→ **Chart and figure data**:
—————
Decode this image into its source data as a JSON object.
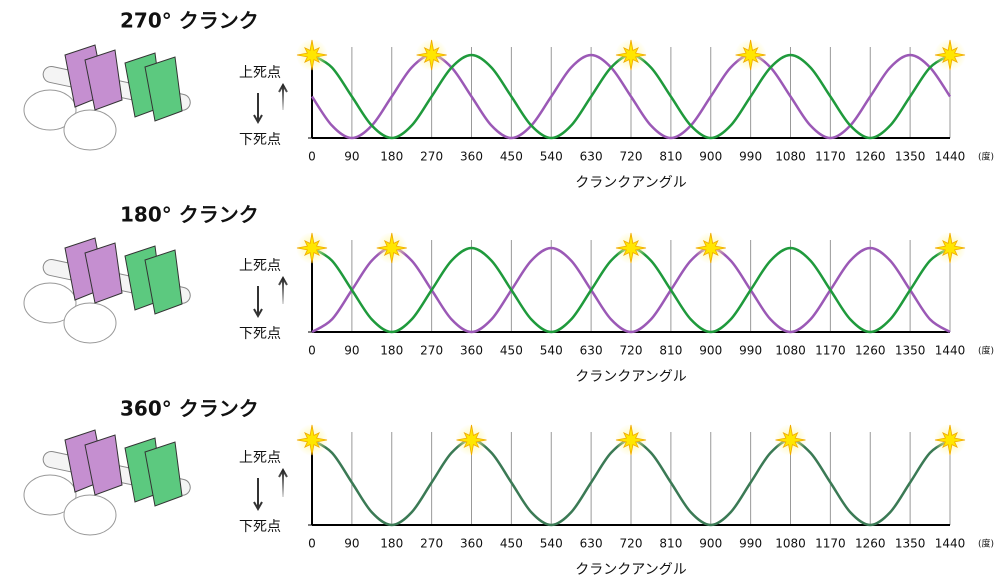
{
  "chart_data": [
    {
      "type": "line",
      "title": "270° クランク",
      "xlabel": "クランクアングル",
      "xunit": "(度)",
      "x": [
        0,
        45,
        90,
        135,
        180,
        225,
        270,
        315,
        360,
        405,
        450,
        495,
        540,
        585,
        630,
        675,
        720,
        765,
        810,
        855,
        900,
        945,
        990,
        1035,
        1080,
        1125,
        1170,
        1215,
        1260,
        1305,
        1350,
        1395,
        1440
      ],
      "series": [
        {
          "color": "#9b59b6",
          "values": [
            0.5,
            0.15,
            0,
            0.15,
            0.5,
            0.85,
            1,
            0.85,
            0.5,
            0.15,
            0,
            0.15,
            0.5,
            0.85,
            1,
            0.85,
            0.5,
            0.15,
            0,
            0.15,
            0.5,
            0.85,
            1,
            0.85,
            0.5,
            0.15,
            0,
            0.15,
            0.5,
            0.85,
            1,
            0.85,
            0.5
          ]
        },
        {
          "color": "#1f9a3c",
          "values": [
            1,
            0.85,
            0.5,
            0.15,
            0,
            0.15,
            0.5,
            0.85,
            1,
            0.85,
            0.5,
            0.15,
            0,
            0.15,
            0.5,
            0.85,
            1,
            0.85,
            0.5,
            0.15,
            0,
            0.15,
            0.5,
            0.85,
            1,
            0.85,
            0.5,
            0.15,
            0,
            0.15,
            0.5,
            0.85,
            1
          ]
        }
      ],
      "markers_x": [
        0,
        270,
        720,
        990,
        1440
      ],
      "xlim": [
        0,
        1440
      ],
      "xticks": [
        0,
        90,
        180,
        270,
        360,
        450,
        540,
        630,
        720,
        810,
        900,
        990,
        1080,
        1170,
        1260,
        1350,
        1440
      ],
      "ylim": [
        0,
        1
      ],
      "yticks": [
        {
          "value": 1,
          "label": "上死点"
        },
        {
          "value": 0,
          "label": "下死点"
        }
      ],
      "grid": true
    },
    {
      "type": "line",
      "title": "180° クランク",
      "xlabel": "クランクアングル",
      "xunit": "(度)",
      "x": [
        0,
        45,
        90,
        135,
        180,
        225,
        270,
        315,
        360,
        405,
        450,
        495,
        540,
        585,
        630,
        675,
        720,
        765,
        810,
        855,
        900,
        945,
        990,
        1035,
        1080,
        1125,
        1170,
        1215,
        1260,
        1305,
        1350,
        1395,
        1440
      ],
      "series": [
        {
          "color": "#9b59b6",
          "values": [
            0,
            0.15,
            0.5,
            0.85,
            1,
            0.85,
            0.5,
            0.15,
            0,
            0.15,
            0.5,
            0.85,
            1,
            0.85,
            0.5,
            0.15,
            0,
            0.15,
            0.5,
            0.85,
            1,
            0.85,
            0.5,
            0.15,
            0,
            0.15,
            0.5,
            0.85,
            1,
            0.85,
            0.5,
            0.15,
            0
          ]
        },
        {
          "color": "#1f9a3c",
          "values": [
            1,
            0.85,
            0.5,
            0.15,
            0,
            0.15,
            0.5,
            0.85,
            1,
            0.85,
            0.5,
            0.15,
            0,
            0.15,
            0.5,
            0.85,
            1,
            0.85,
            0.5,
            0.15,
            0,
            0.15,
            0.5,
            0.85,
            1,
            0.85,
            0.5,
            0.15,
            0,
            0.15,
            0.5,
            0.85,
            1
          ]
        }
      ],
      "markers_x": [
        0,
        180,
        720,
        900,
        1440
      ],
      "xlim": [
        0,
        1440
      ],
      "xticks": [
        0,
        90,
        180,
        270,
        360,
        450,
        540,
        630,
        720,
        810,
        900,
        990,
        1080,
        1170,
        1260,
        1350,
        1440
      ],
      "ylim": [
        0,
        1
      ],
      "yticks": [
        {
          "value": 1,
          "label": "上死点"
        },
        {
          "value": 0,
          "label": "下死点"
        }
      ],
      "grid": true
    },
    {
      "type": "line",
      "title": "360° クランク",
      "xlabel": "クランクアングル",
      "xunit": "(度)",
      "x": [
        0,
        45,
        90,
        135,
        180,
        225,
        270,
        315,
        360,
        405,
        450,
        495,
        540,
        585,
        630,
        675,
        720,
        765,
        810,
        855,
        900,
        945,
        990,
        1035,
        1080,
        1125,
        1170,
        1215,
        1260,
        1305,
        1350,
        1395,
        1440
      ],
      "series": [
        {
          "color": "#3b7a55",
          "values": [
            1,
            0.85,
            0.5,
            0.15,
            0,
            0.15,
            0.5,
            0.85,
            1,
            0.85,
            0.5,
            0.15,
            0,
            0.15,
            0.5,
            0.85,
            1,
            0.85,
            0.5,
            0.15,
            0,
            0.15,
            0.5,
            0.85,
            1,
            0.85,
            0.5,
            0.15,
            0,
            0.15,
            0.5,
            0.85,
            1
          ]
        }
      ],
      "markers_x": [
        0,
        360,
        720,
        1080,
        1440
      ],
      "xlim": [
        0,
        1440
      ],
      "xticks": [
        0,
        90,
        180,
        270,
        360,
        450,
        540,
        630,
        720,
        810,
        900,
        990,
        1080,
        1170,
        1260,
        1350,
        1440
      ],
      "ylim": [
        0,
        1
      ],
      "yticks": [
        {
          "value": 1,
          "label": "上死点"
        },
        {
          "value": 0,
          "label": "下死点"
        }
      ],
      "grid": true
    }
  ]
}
—————
→ **Directive**: Your task is to copy the entries in full and exactly, without any images.

→ **Finished exercise**:
Decode this image into its source data as a JSON object.
{
  "chart_data": [
    {
      "type": "line",
      "title": "270° クランク",
      "xlabel": "クランクアングル",
      "xunit": "(度)",
      "x": [
        0,
        45,
        90,
        135,
        180,
        225,
        270,
        315,
        360,
        405,
        450,
        495,
        540,
        585,
        630,
        675,
        720,
        765,
        810,
        855,
        900,
        945,
        990,
        1035,
        1080,
        1125,
        1170,
        1215,
        1260,
        1305,
        1350,
        1395,
        1440
      ],
      "series": [
        {
          "color": "#9b59b6",
          "values": [
            0.5,
            0.15,
            0,
            0.15,
            0.5,
            0.85,
            1,
            0.85,
            0.5,
            0.15,
            0,
            0.15,
            0.5,
            0.85,
            1,
            0.85,
            0.5,
            0.15,
            0,
            0.15,
            0.5,
            0.85,
            1,
            0.85,
            0.5,
            0.15,
            0,
            0.15,
            0.5,
            0.85,
            1,
            0.85,
            0.5
          ]
        },
        {
          "color": "#1f9a3c",
          "values": [
            1,
            0.85,
            0.5,
            0.15,
            0,
            0.15,
            0.5,
            0.85,
            1,
            0.85,
            0.5,
            0.15,
            0,
            0.15,
            0.5,
            0.85,
            1,
            0.85,
            0.5,
            0.15,
            0,
            0.15,
            0.5,
            0.85,
            1,
            0.85,
            0.5,
            0.15,
            0,
            0.15,
            0.5,
            0.85,
            1
          ]
        }
      ],
      "markers_x": [
        0,
        270,
        720,
        990,
        1440
      ],
      "xlim": [
        0,
        1440
      ],
      "xticks": [
        0,
        90,
        180,
        270,
        360,
        450,
        540,
        630,
        720,
        810,
        900,
        990,
        1080,
        1170,
        1260,
        1350,
        1440
      ],
      "ylim": [
        0,
        1
      ],
      "yticks": [
        {
          "value": 1,
          "label": "上死点"
        },
        {
          "value": 0,
          "label": "下死点"
        }
      ],
      "grid": true
    },
    {
      "type": "line",
      "title": "180° クランク",
      "xlabel": "クランクアングル",
      "xunit": "(度)",
      "x": [
        0,
        45,
        90,
        135,
        180,
        225,
        270,
        315,
        360,
        405,
        450,
        495,
        540,
        585,
        630,
        675,
        720,
        765,
        810,
        855,
        900,
        945,
        990,
        1035,
        1080,
        1125,
        1170,
        1215,
        1260,
        1305,
        1350,
        1395,
        1440
      ],
      "series": [
        {
          "color": "#9b59b6",
          "values": [
            0,
            0.15,
            0.5,
            0.85,
            1,
            0.85,
            0.5,
            0.15,
            0,
            0.15,
            0.5,
            0.85,
            1,
            0.85,
            0.5,
            0.15,
            0,
            0.15,
            0.5,
            0.85,
            1,
            0.85,
            0.5,
            0.15,
            0,
            0.15,
            0.5,
            0.85,
            1,
            0.85,
            0.5,
            0.15,
            0
          ]
        },
        {
          "color": "#1f9a3c",
          "values": [
            1,
            0.85,
            0.5,
            0.15,
            0,
            0.15,
            0.5,
            0.85,
            1,
            0.85,
            0.5,
            0.15,
            0,
            0.15,
            0.5,
            0.85,
            1,
            0.85,
            0.5,
            0.15,
            0,
            0.15,
            0.5,
            0.85,
            1,
            0.85,
            0.5,
            0.15,
            0,
            0.15,
            0.5,
            0.85,
            1
          ]
        }
      ],
      "markers_x": [
        0,
        180,
        720,
        900,
        1440
      ],
      "xlim": [
        0,
        1440
      ],
      "xticks": [
        0,
        90,
        180,
        270,
        360,
        450,
        540,
        630,
        720,
        810,
        900,
        990,
        1080,
        1170,
        1260,
        1350,
        1440
      ],
      "ylim": [
        0,
        1
      ],
      "yticks": [
        {
          "value": 1,
          "label": "上死点"
        },
        {
          "value": 0,
          "label": "下死点"
        }
      ],
      "grid": true
    },
    {
      "type": "line",
      "title": "360° クランク",
      "xlabel": "クランクアングル",
      "xunit": "(度)",
      "x": [
        0,
        45,
        90,
        135,
        180,
        225,
        270,
        315,
        360,
        405,
        450,
        495,
        540,
        585,
        630,
        675,
        720,
        765,
        810,
        855,
        900,
        945,
        990,
        1035,
        1080,
        1125,
        1170,
        1215,
        1260,
        1305,
        1350,
        1395,
        1440
      ],
      "series": [
        {
          "color": "#3b7a55",
          "values": [
            1,
            0.85,
            0.5,
            0.15,
            0,
            0.15,
            0.5,
            0.85,
            1,
            0.85,
            0.5,
            0.15,
            0,
            0.15,
            0.5,
            0.85,
            1,
            0.85,
            0.5,
            0.15,
            0,
            0.15,
            0.5,
            0.85,
            1,
            0.85,
            0.5,
            0.15,
            0,
            0.15,
            0.5,
            0.85,
            1
          ]
        }
      ],
      "markers_x": [
        0,
        360,
        720,
        1080,
        1440
      ],
      "xlim": [
        0,
        1440
      ],
      "xticks": [
        0,
        90,
        180,
        270,
        360,
        450,
        540,
        630,
        720,
        810,
        900,
        990,
        1080,
        1170,
        1260,
        1350,
        1440
      ],
      "ylim": [
        0,
        1
      ],
      "yticks": [
        {
          "value": 1,
          "label": "上死点"
        },
        {
          "value": 0,
          "label": "下死点"
        }
      ],
      "grid": true
    }
  ]
}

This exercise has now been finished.